* _WHAT NEEDS TO BE DONE_:
Retype every entry in its entirety, without alteration.

* _AVAILABLE DATA_:
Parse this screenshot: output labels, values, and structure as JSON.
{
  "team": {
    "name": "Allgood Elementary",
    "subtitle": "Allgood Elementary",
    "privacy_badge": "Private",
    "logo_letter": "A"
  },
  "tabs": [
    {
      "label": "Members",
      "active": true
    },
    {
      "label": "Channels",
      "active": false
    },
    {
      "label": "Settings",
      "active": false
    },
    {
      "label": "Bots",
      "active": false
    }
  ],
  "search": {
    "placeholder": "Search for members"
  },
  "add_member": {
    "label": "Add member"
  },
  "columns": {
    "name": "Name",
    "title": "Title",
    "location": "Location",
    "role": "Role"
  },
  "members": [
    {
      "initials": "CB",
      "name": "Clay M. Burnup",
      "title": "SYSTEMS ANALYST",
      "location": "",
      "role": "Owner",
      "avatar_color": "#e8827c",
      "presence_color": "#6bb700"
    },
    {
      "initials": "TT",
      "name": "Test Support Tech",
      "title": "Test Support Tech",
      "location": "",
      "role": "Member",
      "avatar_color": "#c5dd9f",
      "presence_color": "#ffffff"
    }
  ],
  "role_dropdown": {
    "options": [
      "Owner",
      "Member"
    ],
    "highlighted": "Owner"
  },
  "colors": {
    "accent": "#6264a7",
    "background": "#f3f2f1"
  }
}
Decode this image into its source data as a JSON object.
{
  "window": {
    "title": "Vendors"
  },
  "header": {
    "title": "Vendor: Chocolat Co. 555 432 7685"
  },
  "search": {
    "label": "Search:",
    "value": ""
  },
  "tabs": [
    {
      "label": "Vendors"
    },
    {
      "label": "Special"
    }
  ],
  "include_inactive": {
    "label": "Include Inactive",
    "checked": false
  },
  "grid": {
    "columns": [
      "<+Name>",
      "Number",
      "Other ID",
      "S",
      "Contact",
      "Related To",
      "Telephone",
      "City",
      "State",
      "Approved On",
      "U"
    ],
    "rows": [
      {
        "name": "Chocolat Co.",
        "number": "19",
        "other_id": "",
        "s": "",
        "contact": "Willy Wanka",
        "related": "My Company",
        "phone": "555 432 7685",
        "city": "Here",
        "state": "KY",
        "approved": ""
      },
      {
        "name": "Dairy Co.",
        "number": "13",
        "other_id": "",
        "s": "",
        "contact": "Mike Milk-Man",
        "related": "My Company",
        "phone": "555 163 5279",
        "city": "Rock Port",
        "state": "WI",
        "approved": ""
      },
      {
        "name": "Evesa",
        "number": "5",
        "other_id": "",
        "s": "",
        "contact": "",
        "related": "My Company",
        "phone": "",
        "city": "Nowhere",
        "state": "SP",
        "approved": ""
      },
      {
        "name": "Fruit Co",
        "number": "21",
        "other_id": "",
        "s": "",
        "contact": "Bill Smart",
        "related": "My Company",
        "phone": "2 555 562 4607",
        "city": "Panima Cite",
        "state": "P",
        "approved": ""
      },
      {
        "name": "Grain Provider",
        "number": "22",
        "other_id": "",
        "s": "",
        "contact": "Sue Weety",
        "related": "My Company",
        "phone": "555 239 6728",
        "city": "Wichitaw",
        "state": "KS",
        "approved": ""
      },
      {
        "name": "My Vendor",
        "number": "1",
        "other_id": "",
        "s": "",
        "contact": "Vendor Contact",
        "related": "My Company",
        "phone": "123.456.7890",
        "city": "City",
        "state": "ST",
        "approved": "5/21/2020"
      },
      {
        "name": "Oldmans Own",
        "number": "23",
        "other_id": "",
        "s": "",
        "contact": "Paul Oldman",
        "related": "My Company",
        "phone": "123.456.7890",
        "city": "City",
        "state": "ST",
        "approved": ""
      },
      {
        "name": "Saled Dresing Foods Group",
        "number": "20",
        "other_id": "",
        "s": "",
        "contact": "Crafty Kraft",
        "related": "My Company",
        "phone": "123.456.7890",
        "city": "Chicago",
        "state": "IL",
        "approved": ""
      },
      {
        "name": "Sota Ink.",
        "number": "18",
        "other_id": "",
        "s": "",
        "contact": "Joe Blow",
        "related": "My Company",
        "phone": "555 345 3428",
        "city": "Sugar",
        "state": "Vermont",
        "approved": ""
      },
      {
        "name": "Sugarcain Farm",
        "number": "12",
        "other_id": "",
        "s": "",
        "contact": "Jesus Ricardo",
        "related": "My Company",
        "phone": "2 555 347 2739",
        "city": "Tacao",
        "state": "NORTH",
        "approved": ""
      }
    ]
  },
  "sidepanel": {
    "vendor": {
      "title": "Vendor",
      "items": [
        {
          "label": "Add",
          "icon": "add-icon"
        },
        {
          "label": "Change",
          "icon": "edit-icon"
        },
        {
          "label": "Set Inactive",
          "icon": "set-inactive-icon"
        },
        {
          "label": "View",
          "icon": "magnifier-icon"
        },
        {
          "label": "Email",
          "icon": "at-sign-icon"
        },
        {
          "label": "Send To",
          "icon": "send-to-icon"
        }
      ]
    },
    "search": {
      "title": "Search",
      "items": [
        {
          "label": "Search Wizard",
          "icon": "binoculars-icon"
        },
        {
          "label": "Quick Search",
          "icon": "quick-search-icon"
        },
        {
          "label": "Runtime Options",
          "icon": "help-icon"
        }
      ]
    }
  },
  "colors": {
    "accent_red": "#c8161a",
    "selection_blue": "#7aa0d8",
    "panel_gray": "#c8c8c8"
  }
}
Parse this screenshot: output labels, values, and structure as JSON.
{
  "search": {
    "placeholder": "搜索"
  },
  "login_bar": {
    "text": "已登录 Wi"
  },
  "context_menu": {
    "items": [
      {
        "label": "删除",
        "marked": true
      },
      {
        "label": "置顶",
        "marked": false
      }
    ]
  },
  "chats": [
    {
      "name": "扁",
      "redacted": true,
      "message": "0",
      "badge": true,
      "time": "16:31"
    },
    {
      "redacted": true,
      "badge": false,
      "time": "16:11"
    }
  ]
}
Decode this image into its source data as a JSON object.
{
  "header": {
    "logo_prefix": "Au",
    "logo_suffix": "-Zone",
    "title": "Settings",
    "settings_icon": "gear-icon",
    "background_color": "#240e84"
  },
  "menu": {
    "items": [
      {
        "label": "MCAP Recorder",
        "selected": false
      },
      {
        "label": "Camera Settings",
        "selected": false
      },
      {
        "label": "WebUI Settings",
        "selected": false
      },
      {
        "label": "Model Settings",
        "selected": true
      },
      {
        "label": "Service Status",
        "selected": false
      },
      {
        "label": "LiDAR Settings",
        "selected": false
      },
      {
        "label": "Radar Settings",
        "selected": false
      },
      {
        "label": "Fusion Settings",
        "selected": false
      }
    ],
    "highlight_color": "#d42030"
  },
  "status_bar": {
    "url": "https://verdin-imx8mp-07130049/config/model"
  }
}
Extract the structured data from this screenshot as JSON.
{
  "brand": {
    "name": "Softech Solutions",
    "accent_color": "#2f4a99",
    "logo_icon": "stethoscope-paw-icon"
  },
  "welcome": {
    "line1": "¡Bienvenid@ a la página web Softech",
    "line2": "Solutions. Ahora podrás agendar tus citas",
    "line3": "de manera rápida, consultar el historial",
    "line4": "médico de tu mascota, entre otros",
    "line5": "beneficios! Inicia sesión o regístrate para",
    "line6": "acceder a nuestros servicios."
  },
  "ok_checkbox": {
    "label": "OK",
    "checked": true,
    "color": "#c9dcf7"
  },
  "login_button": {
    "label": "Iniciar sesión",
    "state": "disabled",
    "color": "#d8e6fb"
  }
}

* _FINAL ANSWER_:
Parse this screenshot: output labels, values, and structure as JSON.
{
  "team": {
    "name": "Allgood Elementary",
    "subtitle": "Allgood Elementary",
    "privacy_badge": "Private",
    "logo_letter": "A"
  },
  "tabs": [
    {
      "label": "Members",
      "active": true
    },
    {
      "label": "Channels",
      "active": false
    },
    {
      "label": "Settings",
      "active": false
    },
    {
      "label": "Bots",
      "active": false
    }
  ],
  "search": {
    "placeholder": "Search for members"
  },
  "add_member": {
    "label": "Add member"
  },
  "columns": {
    "name": "Name",
    "title": "Title",
    "location": "Location",
    "role": "Role"
  },
  "members": [
    {
      "initials": "CB",
      "name": "Clay M. Burnup",
      "title": "SYSTEMS ANALYST",
      "location": "",
      "role": "Owner",
      "avatar_color": "#e8827c",
      "presence_color": "#6bb700"
    },
    {
      "initials": "TT",
      "name": "Test Support Tech",
      "title": "Test Support Tech",
      "location": "",
      "role": "Member",
      "avatar_color": "#c5dd9f",
      "presence_color": "#ffffff"
    }
  ],
  "role_dropdown": {
    "options": [
      "Owner",
      "Member"
    ],
    "highlighted": "Owner"
  },
  "colors": {
    "accent": "#6264a7",
    "background": "#f3f2f1"
  }
}
Decode this image into its source data as a JSON object.
{
  "window": {
    "title": "Vendors"
  },
  "header": {
    "title": "Vendor: Chocolat Co. 555 432 7685"
  },
  "search": {
    "label": "Search:",
    "value": ""
  },
  "tabs": [
    {
      "label": "Vendors"
    },
    {
      "label": "Special"
    }
  ],
  "include_inactive": {
    "label": "Include Inactive",
    "checked": false
  },
  "grid": {
    "columns": [
      "<+Name>",
      "Number",
      "Other ID",
      "S",
      "Contact",
      "Related To",
      "Telephone",
      "City",
      "State",
      "Approved On",
      "U"
    ],
    "rows": [
      {
        "name": "Chocolat Co.",
        "number": "19",
        "other_id": "",
        "s": "",
        "contact": "Willy Wanka",
        "related": "My Company",
        "phone": "555 432 7685",
        "city": "Here",
        "state": "KY",
        "approved": ""
      },
      {
        "name": "Dairy Co.",
        "number": "13",
        "other_id": "",
        "s": "",
        "contact": "Mike Milk-Man",
        "related": "My Company",
        "phone": "555 163 5279",
        "city": "Rock Port",
        "state": "WI",
        "approved": ""
      },
      {
        "name": "Evesa",
        "number": "5",
        "other_id": "",
        "s": "",
        "contact": "",
        "related": "My Company",
        "phone": "",
        "city": "Nowhere",
        "state": "SP",
        "approved": ""
      },
      {
        "name": "Fruit Co",
        "number": "21",
        "other_id": "",
        "s": "",
        "contact": "Bill Smart",
        "related": "My Company",
        "phone": "2 555 562 4607",
        "city": "Panima Cite",
        "state": "P",
        "approved": ""
      },
      {
        "name": "Grain Provider",
        "number": "22",
        "other_id": "",
        "s": "",
        "contact": "Sue Weety",
        "related": "My Company",
        "phone": "555 239 6728",
        "city": "Wichitaw",
        "state": "KS",
        "approved": ""
      },
      {
        "name": "My Vendor",
        "number": "1",
        "other_id": "",
        "s": "",
        "contact": "Vendor Contact",
        "related": "My Company",
        "phone": "123.456.7890",
        "city": "City",
        "state": "ST",
        "approved": "5/21/2020"
      },
      {
        "name": "Oldmans Own",
        "number": "23",
        "other_id": "",
        "s": "",
        "contact": "Paul Oldman",
        "related": "My Company",
        "phone": "123.456.7890",
        "city": "City",
        "state": "ST",
        "approved": ""
      },
      {
        "name": "Saled Dresing Foods Group",
        "number": "20",
        "other_id": "",
        "s": "",
        "contact": "Crafty Kraft",
        "related": "My Company",
        "phone": "123.456.7890",
        "city": "Chicago",
        "state": "IL",
        "approved": ""
      },
      {
        "name": "Sota Ink.",
        "number": "18",
        "other_id": "",
        "s": "",
        "contact": "Joe Blow",
        "related": "My Company",
        "phone": "555 345 3428",
        "city": "Sugar",
        "state": "Vermont",
        "approved": ""
      },
      {
        "name": "Sugarcain Farm",
        "number": "12",
        "other_id": "",
        "s": "",
        "contact": "Jesus Ricardo",
        "related": "My Company",
        "phone": "2 555 347 2739",
        "city": "Tacao",
        "state": "NORTH",
        "approved": ""
      }
    ]
  },
  "sidepanel": {
    "vendor": {
      "title": "Vendor",
      "items": [
        {
          "label": "Add",
          "icon": "add-icon"
        },
        {
          "label": "Change",
          "icon": "edit-icon"
        },
        {
          "label": "Set Inactive",
          "icon": "set-inactive-icon"
        },
        {
          "label": "View",
          "icon": "magnifier-icon"
        },
        {
          "label": "Email",
          "icon": "at-sign-icon"
        },
        {
          "label": "Send To",
          "icon": "send-to-icon"
        }
      ]
    },
    "search": {
      "title": "Search",
      "items": [
        {
          "label": "Search Wizard",
          "icon": "binoculars-icon"
        },
        {
          "label": "Quick Search",
          "icon": "quick-search-icon"
        },
        {
          "label": "Runtime Options",
          "icon": "help-icon"
        }
      ]
    }
  },
  "colors": {
    "accent_red": "#c8161a",
    "selection_blue": "#7aa0d8",
    "panel_gray": "#c8c8c8"
  }
}
Parse this screenshot: output labels, values, and structure as JSON.
{
  "search": {
    "placeholder": "搜索"
  },
  "login_bar": {
    "text": "已登录 Wi"
  },
  "context_menu": {
    "items": [
      {
        "label": "删除",
        "marked": true
      },
      {
        "label": "置顶",
        "marked": false
      }
    ]
  },
  "chats": [
    {
      "name": "扁",
      "redacted": true,
      "message": "0",
      "badge": true,
      "time": "16:31"
    },
    {
      "redacted": true,
      "badge": false,
      "time": "16:11"
    }
  ]
}
Decode this image into its source data as a JSON object.
{
  "header": {
    "logo_prefix": "Au",
    "logo_suffix": "-Zone",
    "title": "Settings",
    "settings_icon": "gear-icon",
    "background_color": "#240e84"
  },
  "menu": {
    "items": [
      {
        "label": "MCAP Recorder",
        "selected": false
      },
      {
        "label": "Camera Settings",
        "selected": false
      },
      {
        "label": "WebUI Settings",
        "selected": false
      },
      {
        "label": "Model Settings",
        "selected": true
      },
      {
        "label": "Service Status",
        "selected": false
      },
      {
        "label": "LiDAR Settings",
        "selected": false
      },
      {
        "label": "Radar Settings",
        "selected": false
      },
      {
        "label": "Fusion Settings",
        "selected": false
      }
    ],
    "highlight_color": "#d42030"
  },
  "status_bar": {
    "url": "https://verdin-imx8mp-07130049/config/model"
  }
}
Extract the structured data from this screenshot as JSON.
{
  "brand": {
    "name": "Softech Solutions",
    "accent_color": "#2f4a99",
    "logo_icon": "stethoscope-paw-icon"
  },
  "welcome": {
    "line1": "¡Bienvenid@ a la página web Softech",
    "line2": "Solutions. Ahora podrás agendar tus citas",
    "line3": "de manera rápida, consultar el historial",
    "line4": "médico de tu mascota, entre otros",
    "line5": "beneficios! Inicia sesión o regístrate para",
    "line6": "acceder a nuestros servicios."
  },
  "ok_checkbox": {
    "label": "OK",
    "checked": true,
    "color": "#c9dcf7"
  },
  "login_button": {
    "label": "Iniciar sesión",
    "state": "disabled",
    "color": "#d8e6fb"
  }
}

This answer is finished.